## EXERCISE PROMPT
Copy each line below in which the word "page" occurs.

____ RECORD LIST

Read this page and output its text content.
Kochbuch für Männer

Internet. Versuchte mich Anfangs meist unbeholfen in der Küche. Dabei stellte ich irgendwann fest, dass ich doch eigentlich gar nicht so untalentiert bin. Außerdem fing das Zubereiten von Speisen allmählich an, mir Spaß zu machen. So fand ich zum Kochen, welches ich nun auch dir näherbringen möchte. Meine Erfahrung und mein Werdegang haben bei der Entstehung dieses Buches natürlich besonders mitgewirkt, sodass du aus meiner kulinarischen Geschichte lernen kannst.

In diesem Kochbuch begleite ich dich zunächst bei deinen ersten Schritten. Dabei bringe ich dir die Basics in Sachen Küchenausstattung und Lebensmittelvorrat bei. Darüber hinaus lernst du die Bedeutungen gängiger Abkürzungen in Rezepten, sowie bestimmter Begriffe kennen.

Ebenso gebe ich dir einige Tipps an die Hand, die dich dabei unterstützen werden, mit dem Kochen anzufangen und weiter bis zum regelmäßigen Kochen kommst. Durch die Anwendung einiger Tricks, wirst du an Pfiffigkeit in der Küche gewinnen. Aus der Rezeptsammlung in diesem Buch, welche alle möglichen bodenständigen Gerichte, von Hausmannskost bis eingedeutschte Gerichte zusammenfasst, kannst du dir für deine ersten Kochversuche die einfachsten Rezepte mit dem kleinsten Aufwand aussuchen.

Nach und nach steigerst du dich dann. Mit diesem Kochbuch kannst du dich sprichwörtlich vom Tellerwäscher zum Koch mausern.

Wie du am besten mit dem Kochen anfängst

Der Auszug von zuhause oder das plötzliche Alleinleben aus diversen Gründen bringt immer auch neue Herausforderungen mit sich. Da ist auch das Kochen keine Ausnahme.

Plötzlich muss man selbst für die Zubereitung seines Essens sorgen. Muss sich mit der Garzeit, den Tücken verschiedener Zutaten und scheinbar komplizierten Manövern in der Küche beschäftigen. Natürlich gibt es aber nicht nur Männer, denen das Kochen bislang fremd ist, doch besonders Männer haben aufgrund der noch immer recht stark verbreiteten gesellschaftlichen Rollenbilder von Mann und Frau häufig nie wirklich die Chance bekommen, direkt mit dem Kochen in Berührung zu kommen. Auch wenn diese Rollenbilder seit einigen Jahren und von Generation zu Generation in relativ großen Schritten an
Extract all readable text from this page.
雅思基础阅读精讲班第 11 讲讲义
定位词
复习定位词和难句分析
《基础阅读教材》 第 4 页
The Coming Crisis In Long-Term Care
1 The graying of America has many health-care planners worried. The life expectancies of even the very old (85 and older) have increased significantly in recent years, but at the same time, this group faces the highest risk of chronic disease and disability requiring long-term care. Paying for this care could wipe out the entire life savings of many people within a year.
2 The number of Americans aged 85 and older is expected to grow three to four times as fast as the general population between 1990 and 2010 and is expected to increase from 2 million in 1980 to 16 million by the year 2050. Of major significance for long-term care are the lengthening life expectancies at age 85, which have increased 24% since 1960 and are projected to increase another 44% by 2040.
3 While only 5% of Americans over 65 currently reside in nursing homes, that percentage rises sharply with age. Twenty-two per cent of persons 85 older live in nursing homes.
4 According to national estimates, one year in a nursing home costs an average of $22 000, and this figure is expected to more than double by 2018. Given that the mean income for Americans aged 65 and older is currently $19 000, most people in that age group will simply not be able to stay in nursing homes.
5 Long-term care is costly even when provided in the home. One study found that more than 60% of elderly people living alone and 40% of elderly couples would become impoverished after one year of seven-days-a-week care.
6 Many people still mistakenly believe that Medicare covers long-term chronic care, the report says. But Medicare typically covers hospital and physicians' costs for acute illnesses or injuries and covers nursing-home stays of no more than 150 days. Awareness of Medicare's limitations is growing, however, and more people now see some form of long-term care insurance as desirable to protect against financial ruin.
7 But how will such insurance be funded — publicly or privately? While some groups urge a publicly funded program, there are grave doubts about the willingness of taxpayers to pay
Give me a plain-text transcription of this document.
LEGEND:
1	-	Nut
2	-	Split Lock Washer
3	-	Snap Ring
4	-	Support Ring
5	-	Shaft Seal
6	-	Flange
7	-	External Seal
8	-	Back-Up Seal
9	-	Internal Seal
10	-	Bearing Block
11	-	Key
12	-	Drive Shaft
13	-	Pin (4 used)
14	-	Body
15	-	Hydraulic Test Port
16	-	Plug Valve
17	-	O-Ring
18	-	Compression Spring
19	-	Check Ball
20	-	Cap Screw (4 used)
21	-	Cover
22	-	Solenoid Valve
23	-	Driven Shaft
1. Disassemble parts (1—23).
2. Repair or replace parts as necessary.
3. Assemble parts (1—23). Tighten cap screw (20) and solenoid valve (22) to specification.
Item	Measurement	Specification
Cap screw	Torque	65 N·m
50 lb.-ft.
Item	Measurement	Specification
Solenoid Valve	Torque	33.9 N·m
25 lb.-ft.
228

________

## COMPLETE ANSWER
Read this page and output its text content.
Extract all readable text from this page.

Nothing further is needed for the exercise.